*What you are asked to do:* Print the data exactly, leaving nothing out.

Dataset items
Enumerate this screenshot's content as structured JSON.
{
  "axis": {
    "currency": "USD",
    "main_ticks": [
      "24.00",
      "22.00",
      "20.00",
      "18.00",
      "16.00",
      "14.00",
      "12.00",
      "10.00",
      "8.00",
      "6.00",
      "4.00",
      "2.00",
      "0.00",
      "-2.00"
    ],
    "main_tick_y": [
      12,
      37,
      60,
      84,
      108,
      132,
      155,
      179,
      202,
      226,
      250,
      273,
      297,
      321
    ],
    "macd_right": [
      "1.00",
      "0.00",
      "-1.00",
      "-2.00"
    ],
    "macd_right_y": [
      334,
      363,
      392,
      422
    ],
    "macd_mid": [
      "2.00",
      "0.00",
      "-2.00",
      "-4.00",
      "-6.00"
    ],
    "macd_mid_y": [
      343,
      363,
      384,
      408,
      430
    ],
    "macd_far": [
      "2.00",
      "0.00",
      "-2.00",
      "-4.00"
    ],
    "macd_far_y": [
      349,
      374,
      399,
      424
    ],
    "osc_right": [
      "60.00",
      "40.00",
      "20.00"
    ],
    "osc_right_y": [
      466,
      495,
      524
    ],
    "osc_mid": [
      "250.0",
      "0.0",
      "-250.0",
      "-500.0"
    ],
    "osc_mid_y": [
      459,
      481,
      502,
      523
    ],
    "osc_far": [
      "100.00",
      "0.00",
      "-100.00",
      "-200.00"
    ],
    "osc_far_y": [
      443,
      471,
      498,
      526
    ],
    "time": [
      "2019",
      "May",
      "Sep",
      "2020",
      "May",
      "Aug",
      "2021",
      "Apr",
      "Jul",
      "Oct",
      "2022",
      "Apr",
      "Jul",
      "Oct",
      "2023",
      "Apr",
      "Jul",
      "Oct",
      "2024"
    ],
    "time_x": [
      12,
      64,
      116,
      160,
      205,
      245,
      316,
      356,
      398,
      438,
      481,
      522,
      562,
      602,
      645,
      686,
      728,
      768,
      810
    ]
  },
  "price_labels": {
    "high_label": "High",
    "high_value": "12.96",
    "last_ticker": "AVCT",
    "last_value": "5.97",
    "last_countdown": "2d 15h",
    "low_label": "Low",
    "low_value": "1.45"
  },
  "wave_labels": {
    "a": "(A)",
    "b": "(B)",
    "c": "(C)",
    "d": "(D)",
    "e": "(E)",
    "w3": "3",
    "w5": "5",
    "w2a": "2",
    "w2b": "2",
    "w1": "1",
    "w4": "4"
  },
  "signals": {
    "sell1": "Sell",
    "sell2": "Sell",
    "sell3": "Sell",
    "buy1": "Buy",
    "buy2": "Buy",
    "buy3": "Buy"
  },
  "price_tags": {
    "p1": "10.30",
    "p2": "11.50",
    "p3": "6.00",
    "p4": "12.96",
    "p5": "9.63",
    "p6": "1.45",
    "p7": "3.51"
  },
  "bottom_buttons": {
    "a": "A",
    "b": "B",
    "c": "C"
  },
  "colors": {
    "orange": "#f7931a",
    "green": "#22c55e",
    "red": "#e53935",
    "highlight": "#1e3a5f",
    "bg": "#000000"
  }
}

*Exercise answer:*
Enumerate this screenshot's content as structured JSON.
{
  "axis": {
    "currency": "USD",
    "main_ticks": [
      "24.00",
      "22.00",
      "20.00",
      "18.00",
      "16.00",
      "14.00",
      "12.00",
      "10.00",
      "8.00",
      "6.00",
      "4.00",
      "2.00",
      "0.00",
      "-2.00"
    ],
    "main_tick_y": [
      12,
      37,
      60,
      84,
      108,
      132,
      155,
      179,
      202,
      226,
      250,
      273,
      297,
      321
    ],
    "macd_right": [
      "1.00",
      "0.00",
      "-1.00",
      "-2.00"
    ],
    "macd_right_y": [
      334,
      363,
      392,
      422
    ],
    "macd_mid": [
      "2.00",
      "0.00",
      "-2.00",
      "-4.00",
      "-6.00"
    ],
    "macd_mid_y": [
      343,
      363,
      384,
      408,
      430
    ],
    "macd_far": [
      "2.00",
      "0.00",
      "-2.00",
      "-4.00"
    ],
    "macd_far_y": [
      349,
      374,
      399,
      424
    ],
    "osc_right": [
      "60.00",
      "40.00",
      "20.00"
    ],
    "osc_right_y": [
      466,
      495,
      524
    ],
    "osc_mid": [
      "250.0",
      "0.0",
      "-250.0",
      "-500.0"
    ],
    "osc_mid_y": [
      459,
      481,
      502,
      523
    ],
    "osc_far": [
      "100.00",
      "0.00",
      "-100.00",
      "-200.00"
    ],
    "osc_far_y": [
      443,
      471,
      498,
      526
    ],
    "time": [
      "2019",
      "May",
      "Sep",
      "2020",
      "May",
      "Aug",
      "2021",
      "Apr",
      "Jul",
      "Oct",
      "2022",
      "Apr",
      "Jul",
      "Oct",
      "2023",
      "Apr",
      "Jul",
      "Oct",
      "2024"
    ],
    "time_x": [
      12,
      64,
      116,
      160,
      205,
      245,
      316,
      356,
      398,
      438,
      481,
      522,
      562,
      602,
      645,
      686,
      728,
      768,
      810
    ]
  },
  "price_labels": {
    "high_label": "High",
    "high_value": "12.96",
    "last_ticker": "AVCT",
    "last_value": "5.97",
    "last_countdown": "2d 15h",
    "low_label": "Low",
    "low_value": "1.45"
  },
  "wave_labels": {
    "a": "(A)",
    "b": "(B)",
    "c": "(C)",
    "d": "(D)",
    "e": "(E)",
    "w3": "3",
    "w5": "5",
    "w2a": "2",
    "w2b": "2",
    "w1": "1",
    "w4": "4"
  },
  "signals": {
    "sell1": "Sell",
    "sell2": "Sell",
    "sell3": "Sell",
    "buy1": "Buy",
    "buy2": "Buy",
    "buy3": "Buy"
  },
  "price_tags": {
    "p1": "10.30",
    "p2": "11.50",
    "p3": "6.00",
    "p4": "12.96",
    "p5": "9.63",
    "p6": "1.45",
    "p7": "3.51"
  },
  "bottom_buttons": {
    "a": "A",
    "b": "B",
    "c": "C"
  },
  "colors": {
    "orange": "#f7931a",
    "green": "#22c55e",
    "red": "#e53935",
    "highlight": "#1e3a5f",
    "bg": "#000000"
  }
}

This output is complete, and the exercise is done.